EXERCISE TASK
Repeat all of the material below exactly as written, images excluded.

=== DATA PROVIDED ===

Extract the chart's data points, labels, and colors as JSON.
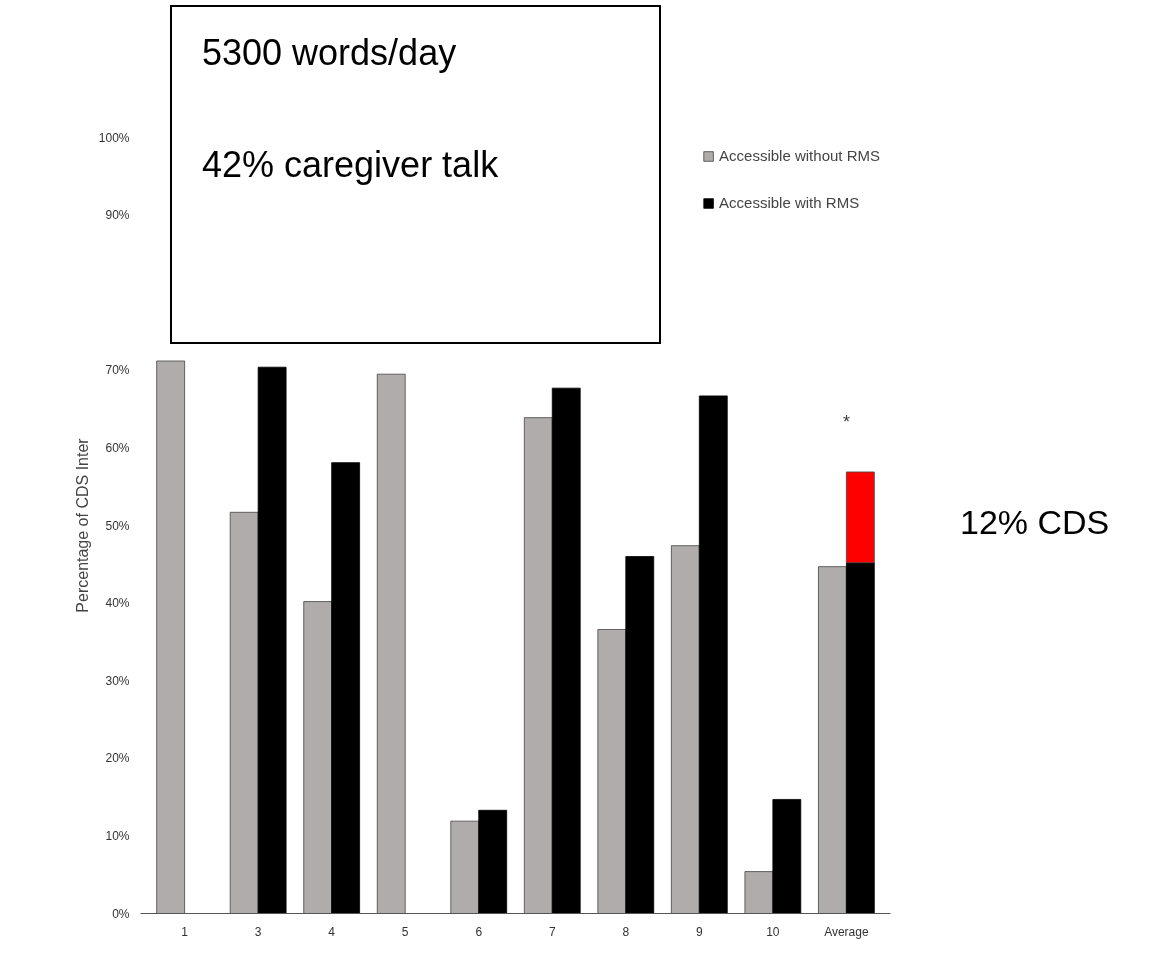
{
  "chart_data": {
    "type": "bar",
    "ylabel": "Percentage of CDS Inter",
    "categories": [
      "1",
      "3",
      "4",
      "5",
      "6",
      "7",
      "8",
      "9",
      "10",
      "Average"
    ],
    "series": [
      {
        "name": "Accessible without RMS",
        "color": "#b0acab",
        "values": [
          71.2,
          51.7,
          40.2,
          69.5,
          11.9,
          63.9,
          36.6,
          47.4,
          5.4,
          44.7
        ]
      },
      {
        "name": "Accessible with RMS",
        "color": "#000000",
        "values": [
          null,
          70.4,
          58.1,
          null,
          13.3,
          67.7,
          46.0,
          66.7,
          14.7,
          45.2
        ]
      },
      {
        "color": "#ff0000",
        "base": [
          null,
          null,
          null,
          null,
          null,
          null,
          null,
          null,
          null,
          45.2
        ],
        "values": [
          null,
          null,
          null,
          null,
          null,
          null,
          null,
          null,
          null,
          11.7
        ]
      }
    ],
    "ylim": [
      0,
      100
    ],
    "yticks": [
      {
        "value": 0,
        "label": "0%"
      },
      {
        "value": 10,
        "label": "10%"
      },
      {
        "value": 20,
        "label": "20%"
      },
      {
        "value": 30,
        "label": "30%"
      },
      {
        "value": 40,
        "label": "40%"
      },
      {
        "value": 50,
        "label": "50%"
      },
      {
        "value": 60,
        "label": "60%"
      },
      {
        "value": 70,
        "label": "70%"
      },
      {
        "value": 90,
        "label": "90%"
      },
      {
        "value": 100,
        "label": "100%"
      }
    ],
    "annotations": [
      "5300 words/day",
      "42% caregiver talk",
      "*",
      "12% CDS"
    ],
    "legend": "top right",
    "grid": false
  }
}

===

SOLUTION
Extract the chart's data points, labels, and colors as JSON.
{
  "chart_data": {
    "type": "bar",
    "ylabel": "Percentage of CDS Inter",
    "categories": [
      "1",
      "3",
      "4",
      "5",
      "6",
      "7",
      "8",
      "9",
      "10",
      "Average"
    ],
    "series": [
      {
        "name": "Accessible without RMS",
        "color": "#b0acab",
        "values": [
          71.2,
          51.7,
          40.2,
          69.5,
          11.9,
          63.9,
          36.6,
          47.4,
          5.4,
          44.7
        ]
      },
      {
        "name": "Accessible with RMS",
        "color": "#000000",
        "values": [
          null,
          70.4,
          58.1,
          null,
          13.3,
          67.7,
          46.0,
          66.7,
          14.7,
          45.2
        ]
      },
      {
        "color": "#ff0000",
        "base": [
          null,
          null,
          null,
          null,
          null,
          null,
          null,
          null,
          null,
          45.2
        ],
        "values": [
          null,
          null,
          null,
          null,
          null,
          null,
          null,
          null,
          null,
          11.7
        ]
      }
    ],
    "ylim": [
      0,
      100
    ],
    "yticks": [
      {
        "value": 0,
        "label": "0%"
      },
      {
        "value": 10,
        "label": "10%"
      },
      {
        "value": 20,
        "label": "20%"
      },
      {
        "value": 30,
        "label": "30%"
      },
      {
        "value": 40,
        "label": "40%"
      },
      {
        "value": 50,
        "label": "50%"
      },
      {
        "value": 60,
        "label": "60%"
      },
      {
        "value": 70,
        "label": "70%"
      },
      {
        "value": 90,
        "label": "90%"
      },
      {
        "value": 100,
        "label": "100%"
      }
    ],
    "annotations": [
      "5300 words/day",
      "42% caregiver talk",
      "*",
      "12% CDS"
    ],
    "legend": "top right",
    "grid": false
  }
}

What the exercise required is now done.